Dataset entries
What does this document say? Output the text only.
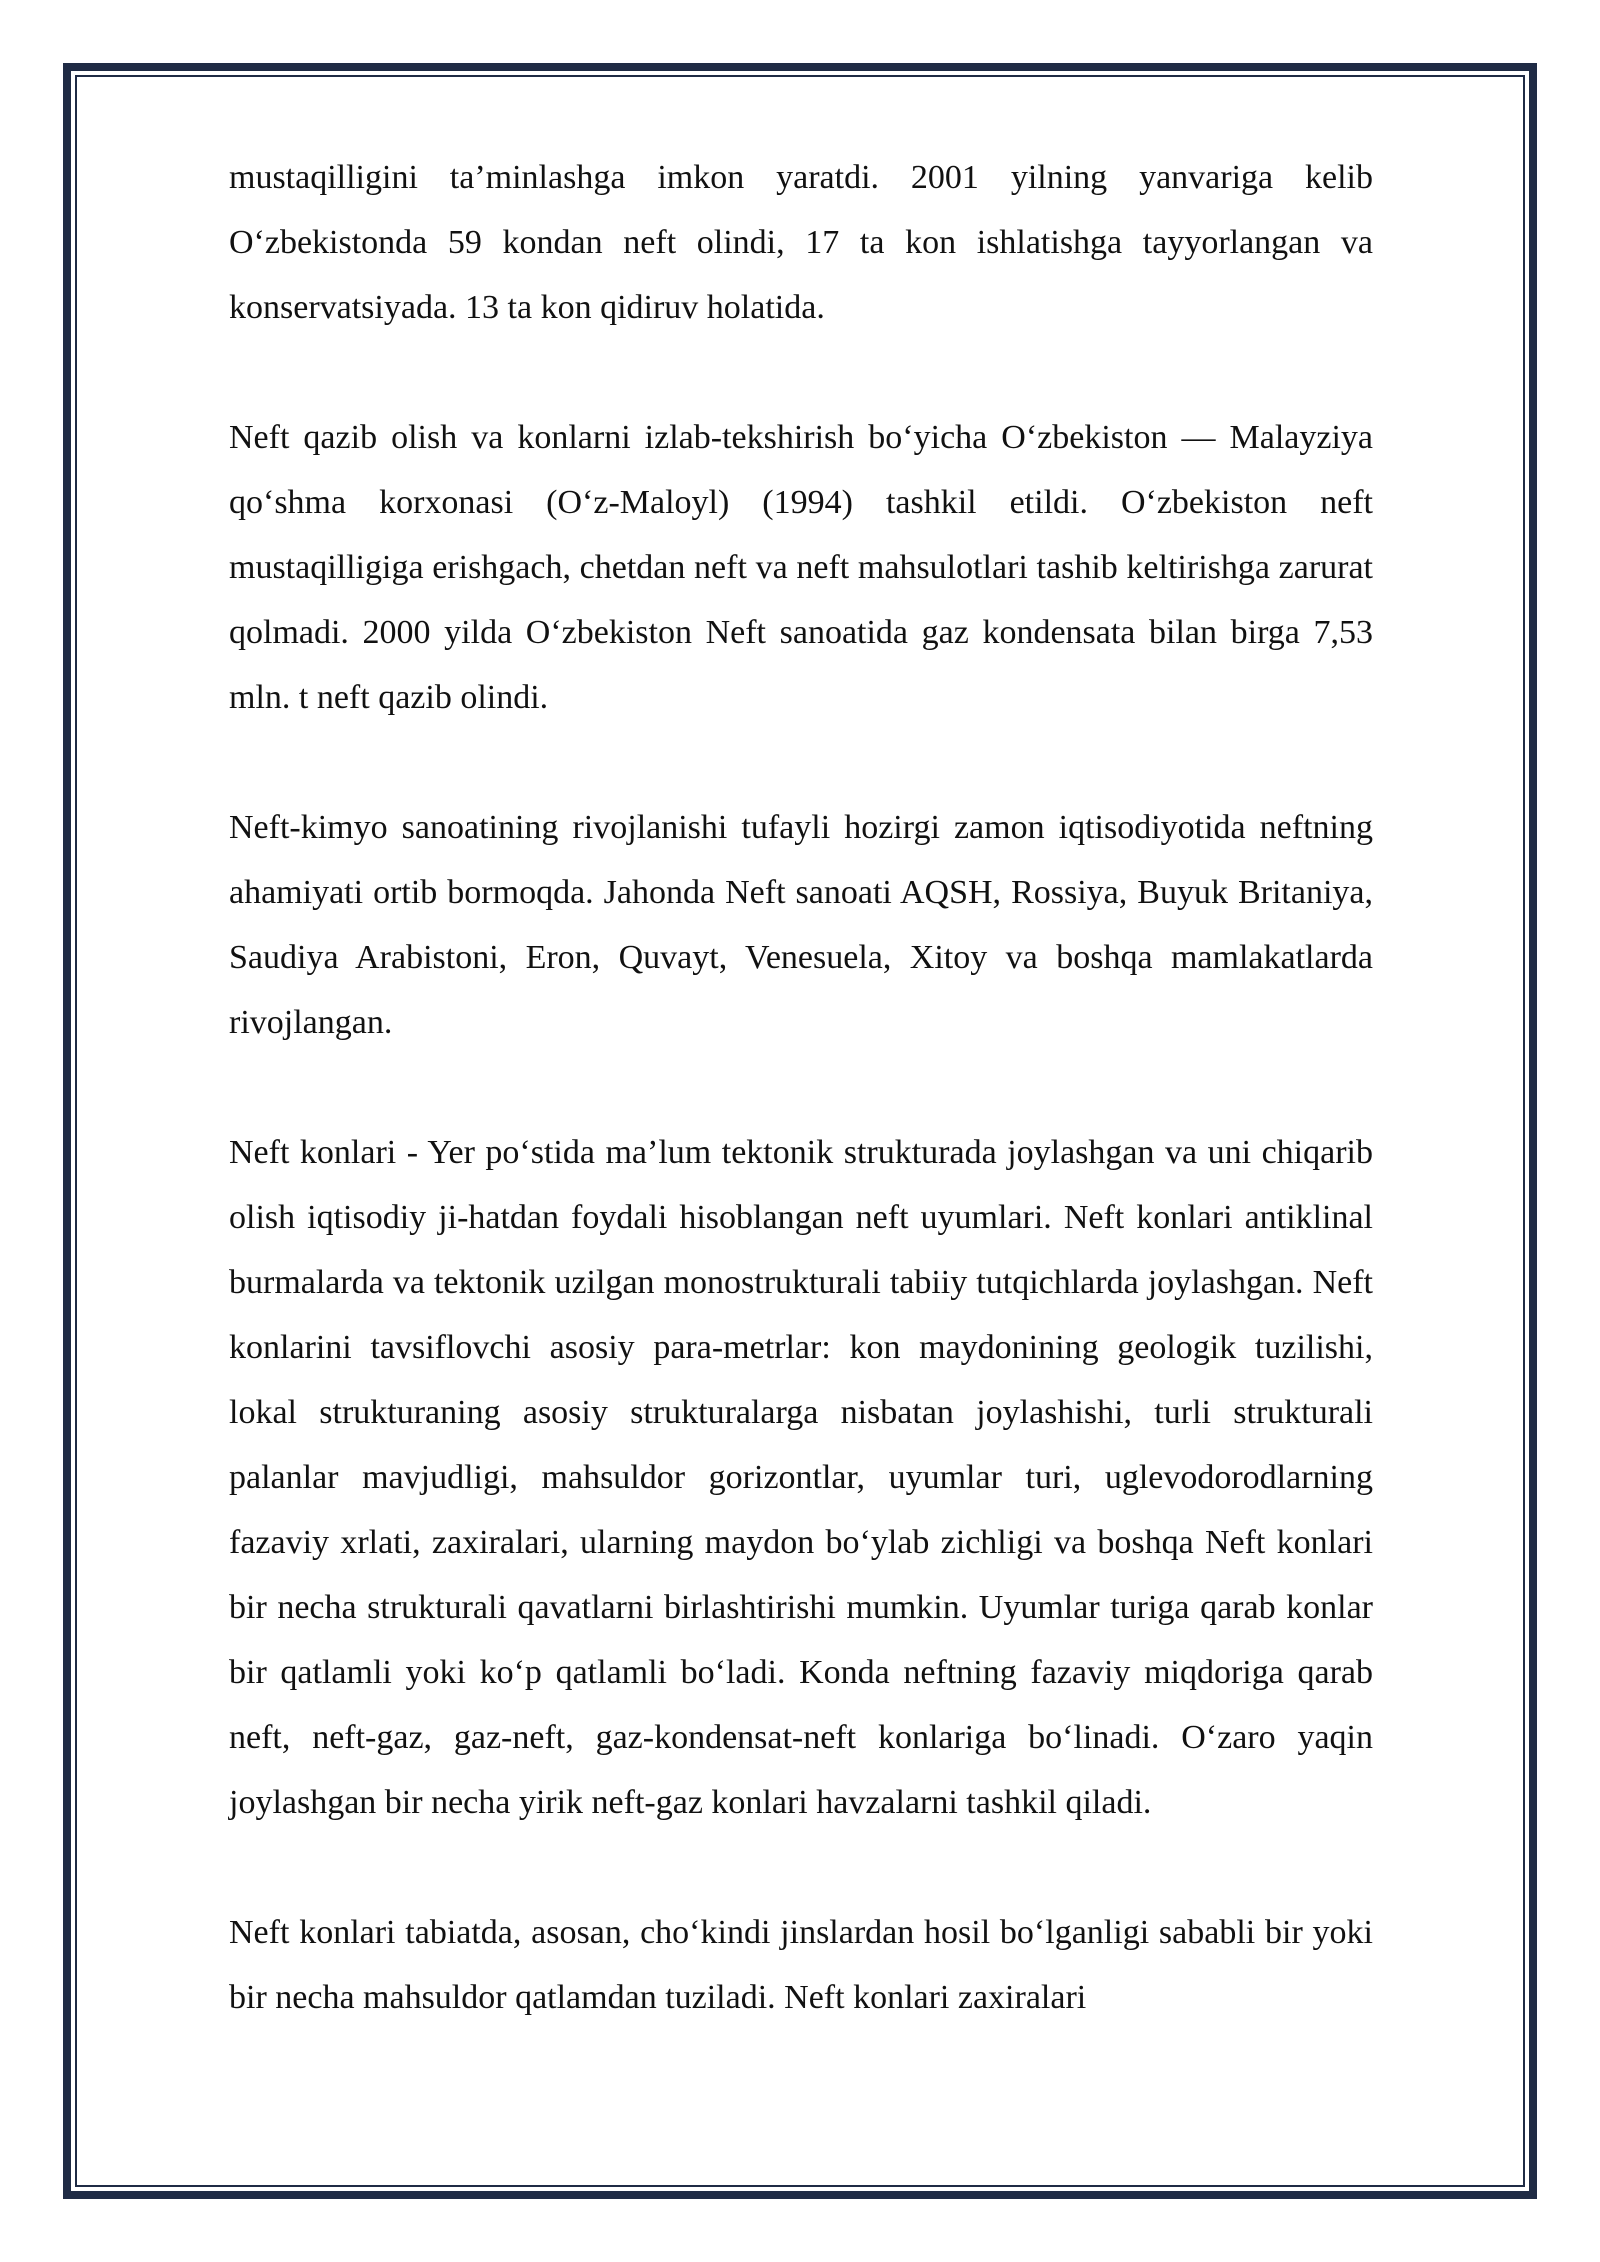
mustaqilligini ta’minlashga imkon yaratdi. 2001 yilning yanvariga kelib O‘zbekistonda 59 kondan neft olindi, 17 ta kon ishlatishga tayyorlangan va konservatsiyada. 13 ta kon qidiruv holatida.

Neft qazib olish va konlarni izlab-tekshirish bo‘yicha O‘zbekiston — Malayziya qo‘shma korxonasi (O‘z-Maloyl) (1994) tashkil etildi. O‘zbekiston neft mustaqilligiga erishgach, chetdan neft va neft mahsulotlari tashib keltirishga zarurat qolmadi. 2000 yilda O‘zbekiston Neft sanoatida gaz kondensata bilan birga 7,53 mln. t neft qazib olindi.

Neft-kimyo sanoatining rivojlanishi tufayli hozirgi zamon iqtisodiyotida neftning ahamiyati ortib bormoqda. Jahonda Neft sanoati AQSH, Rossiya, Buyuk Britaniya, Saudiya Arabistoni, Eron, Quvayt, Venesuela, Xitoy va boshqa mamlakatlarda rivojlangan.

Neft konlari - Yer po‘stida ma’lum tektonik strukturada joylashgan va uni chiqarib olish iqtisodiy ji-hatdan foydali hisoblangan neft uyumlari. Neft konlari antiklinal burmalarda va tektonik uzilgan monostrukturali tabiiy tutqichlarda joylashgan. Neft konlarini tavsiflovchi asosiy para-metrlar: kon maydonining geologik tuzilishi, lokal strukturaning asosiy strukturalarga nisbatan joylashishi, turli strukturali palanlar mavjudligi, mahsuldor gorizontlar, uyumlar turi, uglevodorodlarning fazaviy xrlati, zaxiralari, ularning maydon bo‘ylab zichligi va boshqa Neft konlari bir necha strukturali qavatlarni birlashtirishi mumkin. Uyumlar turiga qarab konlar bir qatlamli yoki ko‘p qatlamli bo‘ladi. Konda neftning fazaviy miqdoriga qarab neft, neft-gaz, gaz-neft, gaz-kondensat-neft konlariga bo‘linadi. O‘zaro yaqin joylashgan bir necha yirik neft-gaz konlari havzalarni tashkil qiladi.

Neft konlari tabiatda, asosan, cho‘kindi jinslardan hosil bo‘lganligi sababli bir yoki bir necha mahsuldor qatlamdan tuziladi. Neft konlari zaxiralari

--

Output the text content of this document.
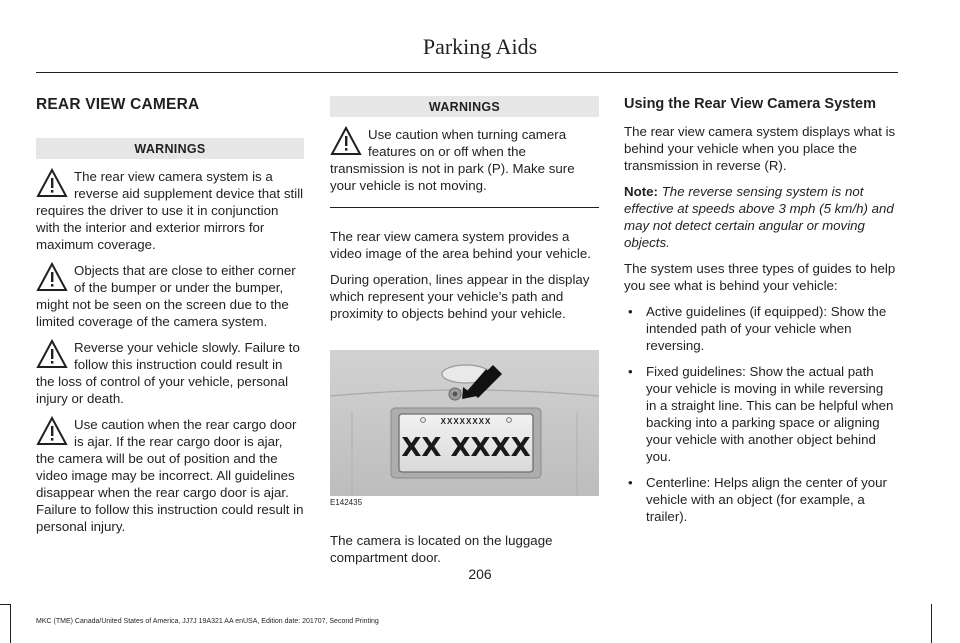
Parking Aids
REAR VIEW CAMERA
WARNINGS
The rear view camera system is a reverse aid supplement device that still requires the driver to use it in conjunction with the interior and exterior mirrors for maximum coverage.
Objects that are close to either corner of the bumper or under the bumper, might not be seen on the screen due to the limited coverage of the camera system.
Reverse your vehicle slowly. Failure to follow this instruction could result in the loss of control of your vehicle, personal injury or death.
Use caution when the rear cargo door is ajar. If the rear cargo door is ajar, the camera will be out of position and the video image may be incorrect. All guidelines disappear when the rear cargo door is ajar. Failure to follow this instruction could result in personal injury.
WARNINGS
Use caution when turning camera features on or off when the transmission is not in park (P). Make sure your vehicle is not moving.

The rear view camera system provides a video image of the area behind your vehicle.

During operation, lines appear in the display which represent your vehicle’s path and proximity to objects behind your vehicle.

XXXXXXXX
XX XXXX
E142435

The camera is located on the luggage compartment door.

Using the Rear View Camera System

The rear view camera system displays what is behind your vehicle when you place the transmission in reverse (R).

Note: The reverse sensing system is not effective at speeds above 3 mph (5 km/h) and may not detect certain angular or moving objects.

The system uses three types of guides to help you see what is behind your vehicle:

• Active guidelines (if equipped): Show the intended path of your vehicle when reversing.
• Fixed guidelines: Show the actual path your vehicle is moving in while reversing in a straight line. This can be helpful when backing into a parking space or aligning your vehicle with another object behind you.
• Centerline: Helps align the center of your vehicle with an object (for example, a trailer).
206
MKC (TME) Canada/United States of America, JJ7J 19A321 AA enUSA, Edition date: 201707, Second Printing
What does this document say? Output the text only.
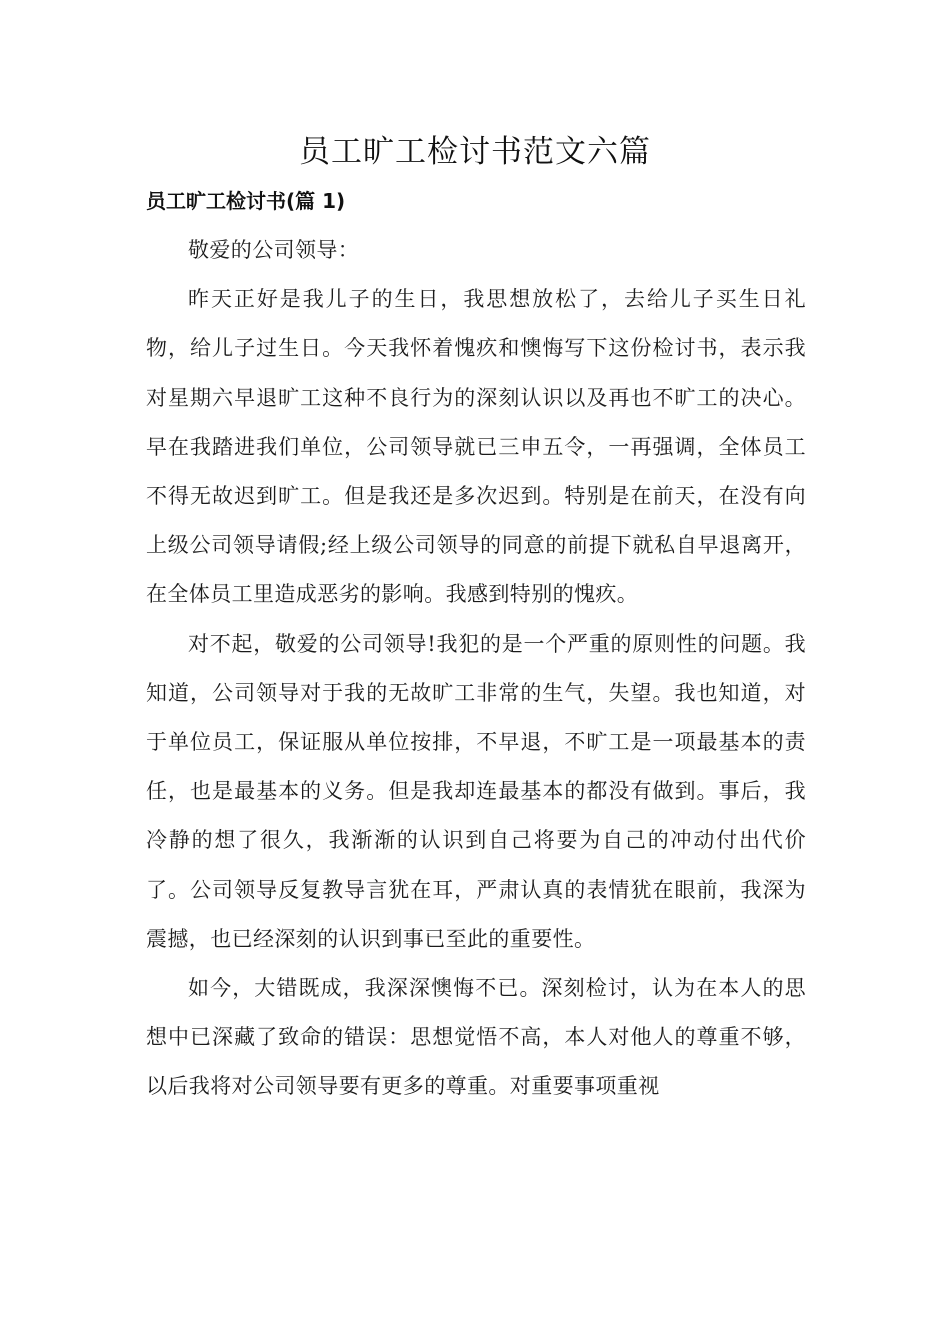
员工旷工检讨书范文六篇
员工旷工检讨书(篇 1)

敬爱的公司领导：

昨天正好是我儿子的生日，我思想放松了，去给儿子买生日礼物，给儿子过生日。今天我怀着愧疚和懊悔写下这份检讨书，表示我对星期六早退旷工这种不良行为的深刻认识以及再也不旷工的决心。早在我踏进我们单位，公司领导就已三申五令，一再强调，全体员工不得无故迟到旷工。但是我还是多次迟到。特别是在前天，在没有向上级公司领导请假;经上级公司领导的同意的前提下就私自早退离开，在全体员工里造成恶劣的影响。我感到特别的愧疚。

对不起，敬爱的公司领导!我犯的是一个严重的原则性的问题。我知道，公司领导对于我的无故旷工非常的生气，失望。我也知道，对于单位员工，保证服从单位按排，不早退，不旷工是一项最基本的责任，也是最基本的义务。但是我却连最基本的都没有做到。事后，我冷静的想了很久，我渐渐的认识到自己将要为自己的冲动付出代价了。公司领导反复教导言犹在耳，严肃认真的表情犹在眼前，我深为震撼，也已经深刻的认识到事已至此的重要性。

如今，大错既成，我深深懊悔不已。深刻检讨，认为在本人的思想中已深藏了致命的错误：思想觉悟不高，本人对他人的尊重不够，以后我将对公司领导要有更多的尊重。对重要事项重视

==

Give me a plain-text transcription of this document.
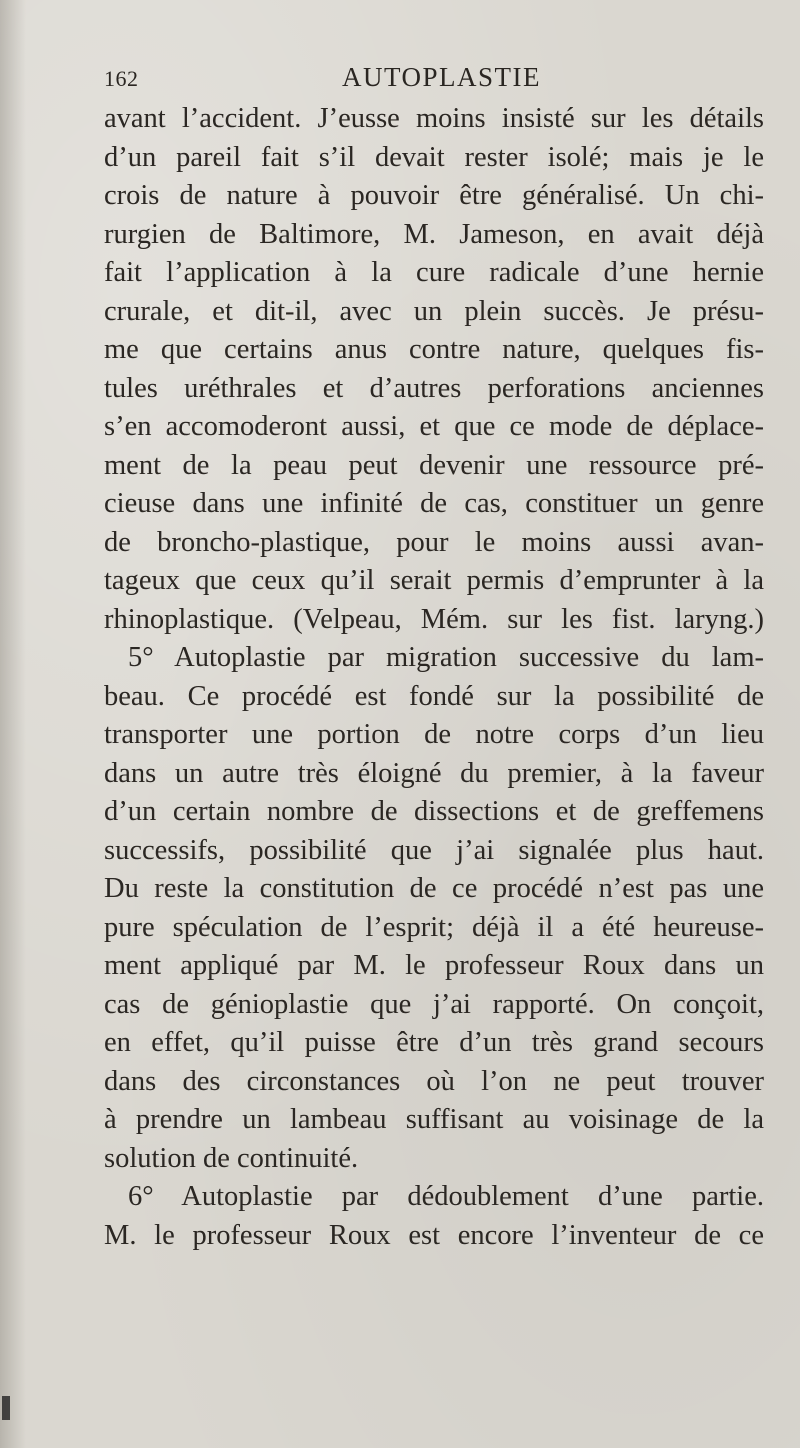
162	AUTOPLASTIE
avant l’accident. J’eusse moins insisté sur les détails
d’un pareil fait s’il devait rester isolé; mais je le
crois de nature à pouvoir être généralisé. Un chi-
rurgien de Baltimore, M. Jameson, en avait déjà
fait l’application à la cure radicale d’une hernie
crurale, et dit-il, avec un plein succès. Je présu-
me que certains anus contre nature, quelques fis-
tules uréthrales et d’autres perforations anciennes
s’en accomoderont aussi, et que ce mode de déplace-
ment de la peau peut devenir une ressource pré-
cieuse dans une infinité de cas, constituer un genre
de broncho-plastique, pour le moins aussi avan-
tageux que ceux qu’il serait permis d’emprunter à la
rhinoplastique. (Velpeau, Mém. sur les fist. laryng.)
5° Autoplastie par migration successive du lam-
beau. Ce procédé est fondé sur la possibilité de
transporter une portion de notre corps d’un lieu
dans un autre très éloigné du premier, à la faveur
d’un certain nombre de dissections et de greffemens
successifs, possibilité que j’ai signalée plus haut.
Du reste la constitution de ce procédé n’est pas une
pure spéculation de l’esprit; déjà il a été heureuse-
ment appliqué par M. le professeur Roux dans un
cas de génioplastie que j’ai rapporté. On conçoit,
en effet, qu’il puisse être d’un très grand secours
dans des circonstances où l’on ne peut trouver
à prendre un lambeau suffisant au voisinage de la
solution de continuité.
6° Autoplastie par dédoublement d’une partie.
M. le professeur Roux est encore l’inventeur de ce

- [DIRECTIONS]: Pick out all the lines with the word "video" in them and copy them.

- [EXPECTED ANSWER]:
Use caution when the rear cargo door is ajar. If the rear cargo door is ajar, the camera will be out of position and the video image may be incorrect. All guidelines disappear when the rear cargo door is ajar. Failure to follow this instruction could result in personal injury.
The rear view camera system provides a video image of the area behind your vehicle.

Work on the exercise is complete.